WRITTEN REQUEST:
Below are entries. Pull out all lines containing "Headers".
----- ENTRIES SUPPLIED -----
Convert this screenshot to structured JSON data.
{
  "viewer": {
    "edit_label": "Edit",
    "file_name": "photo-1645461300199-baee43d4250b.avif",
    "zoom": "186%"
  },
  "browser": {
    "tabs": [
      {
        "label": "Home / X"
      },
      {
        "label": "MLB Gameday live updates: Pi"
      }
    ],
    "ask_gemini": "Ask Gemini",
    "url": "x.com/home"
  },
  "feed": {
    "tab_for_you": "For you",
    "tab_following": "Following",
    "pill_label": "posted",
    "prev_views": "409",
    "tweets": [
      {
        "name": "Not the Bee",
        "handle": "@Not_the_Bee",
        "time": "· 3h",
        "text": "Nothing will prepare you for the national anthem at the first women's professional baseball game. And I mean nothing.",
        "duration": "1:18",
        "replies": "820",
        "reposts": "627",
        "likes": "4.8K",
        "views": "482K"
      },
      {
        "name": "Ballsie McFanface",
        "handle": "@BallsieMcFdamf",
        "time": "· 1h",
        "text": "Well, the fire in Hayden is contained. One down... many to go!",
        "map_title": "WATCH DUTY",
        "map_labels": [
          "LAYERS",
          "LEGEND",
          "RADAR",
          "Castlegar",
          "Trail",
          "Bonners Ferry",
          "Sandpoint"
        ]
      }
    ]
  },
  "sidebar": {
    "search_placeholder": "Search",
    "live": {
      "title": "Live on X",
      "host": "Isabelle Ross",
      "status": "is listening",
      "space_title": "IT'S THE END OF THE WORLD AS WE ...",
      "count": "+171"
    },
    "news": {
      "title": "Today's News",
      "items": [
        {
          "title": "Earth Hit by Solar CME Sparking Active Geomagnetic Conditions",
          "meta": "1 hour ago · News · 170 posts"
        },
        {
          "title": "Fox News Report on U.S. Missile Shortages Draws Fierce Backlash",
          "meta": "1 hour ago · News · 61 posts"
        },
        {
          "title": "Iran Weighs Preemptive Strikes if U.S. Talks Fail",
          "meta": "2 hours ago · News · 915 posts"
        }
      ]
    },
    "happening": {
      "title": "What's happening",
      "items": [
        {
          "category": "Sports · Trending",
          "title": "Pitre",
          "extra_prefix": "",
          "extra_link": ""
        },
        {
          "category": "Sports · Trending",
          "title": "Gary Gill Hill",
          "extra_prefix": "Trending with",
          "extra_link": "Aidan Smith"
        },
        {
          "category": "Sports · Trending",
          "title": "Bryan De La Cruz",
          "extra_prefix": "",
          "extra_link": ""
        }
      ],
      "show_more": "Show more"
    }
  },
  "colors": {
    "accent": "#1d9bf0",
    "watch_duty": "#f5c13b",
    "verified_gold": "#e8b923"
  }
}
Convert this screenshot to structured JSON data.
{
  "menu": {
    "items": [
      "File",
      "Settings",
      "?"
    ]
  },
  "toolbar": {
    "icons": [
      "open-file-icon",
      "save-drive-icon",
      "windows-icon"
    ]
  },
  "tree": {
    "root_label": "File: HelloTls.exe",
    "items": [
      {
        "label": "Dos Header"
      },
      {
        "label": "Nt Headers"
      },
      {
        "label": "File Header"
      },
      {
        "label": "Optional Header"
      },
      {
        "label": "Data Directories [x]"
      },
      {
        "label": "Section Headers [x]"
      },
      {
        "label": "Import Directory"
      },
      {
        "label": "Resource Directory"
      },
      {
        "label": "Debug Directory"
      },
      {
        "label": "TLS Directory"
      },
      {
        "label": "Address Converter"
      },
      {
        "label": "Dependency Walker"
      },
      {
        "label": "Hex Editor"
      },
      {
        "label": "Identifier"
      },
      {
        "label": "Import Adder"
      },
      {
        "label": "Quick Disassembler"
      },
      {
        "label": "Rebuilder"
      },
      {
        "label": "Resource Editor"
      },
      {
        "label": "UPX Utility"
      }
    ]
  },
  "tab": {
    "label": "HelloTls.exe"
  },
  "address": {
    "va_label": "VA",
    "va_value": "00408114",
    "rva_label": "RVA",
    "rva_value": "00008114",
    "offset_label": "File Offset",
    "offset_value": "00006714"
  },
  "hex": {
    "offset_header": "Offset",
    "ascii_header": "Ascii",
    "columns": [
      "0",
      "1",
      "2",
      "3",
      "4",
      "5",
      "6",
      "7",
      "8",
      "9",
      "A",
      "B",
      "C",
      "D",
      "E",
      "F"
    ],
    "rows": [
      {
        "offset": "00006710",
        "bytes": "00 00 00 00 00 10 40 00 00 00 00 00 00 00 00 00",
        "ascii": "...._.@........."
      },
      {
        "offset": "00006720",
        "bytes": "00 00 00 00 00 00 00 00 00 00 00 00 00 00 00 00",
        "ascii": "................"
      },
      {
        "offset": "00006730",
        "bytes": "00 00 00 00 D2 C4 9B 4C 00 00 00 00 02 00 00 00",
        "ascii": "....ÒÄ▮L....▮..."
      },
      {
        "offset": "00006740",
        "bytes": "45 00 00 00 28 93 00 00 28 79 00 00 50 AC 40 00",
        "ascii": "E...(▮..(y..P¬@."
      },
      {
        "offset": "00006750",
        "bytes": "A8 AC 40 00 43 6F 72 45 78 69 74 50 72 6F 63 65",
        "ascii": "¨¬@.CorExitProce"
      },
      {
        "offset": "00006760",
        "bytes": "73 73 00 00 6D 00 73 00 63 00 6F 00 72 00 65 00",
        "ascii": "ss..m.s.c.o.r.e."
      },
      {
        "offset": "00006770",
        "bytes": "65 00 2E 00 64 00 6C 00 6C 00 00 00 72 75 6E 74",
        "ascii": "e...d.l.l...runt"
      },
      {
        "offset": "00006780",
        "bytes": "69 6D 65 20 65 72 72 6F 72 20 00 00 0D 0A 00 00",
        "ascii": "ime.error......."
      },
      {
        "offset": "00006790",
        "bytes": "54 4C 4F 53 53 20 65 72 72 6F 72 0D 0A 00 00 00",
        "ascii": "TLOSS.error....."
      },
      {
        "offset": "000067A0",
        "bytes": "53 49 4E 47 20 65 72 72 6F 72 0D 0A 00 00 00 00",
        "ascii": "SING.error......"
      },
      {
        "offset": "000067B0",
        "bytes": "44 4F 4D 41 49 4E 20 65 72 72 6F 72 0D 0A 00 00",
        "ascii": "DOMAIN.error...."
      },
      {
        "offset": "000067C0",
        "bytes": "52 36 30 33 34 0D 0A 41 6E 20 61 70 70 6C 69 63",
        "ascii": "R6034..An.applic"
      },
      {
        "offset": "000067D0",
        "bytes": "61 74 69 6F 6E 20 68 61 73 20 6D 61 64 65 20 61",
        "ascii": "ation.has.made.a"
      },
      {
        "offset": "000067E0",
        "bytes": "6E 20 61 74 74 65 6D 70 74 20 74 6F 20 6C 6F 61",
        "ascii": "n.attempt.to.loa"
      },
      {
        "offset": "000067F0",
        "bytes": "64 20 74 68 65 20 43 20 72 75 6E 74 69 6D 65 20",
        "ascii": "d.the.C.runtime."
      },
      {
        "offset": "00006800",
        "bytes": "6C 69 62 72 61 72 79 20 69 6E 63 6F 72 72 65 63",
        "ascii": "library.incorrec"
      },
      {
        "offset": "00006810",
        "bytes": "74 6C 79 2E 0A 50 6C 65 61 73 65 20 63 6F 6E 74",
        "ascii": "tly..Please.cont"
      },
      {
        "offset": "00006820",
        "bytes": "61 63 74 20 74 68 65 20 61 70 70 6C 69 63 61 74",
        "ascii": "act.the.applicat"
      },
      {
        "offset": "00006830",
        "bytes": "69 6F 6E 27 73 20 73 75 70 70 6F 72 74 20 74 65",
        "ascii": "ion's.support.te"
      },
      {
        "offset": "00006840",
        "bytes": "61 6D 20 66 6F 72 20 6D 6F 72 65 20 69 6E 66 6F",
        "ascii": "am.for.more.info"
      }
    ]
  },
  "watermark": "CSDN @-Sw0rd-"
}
-----
FULL OUTPUT:
        "label": "Nt Headers"
        "label": "Section Headers [x]"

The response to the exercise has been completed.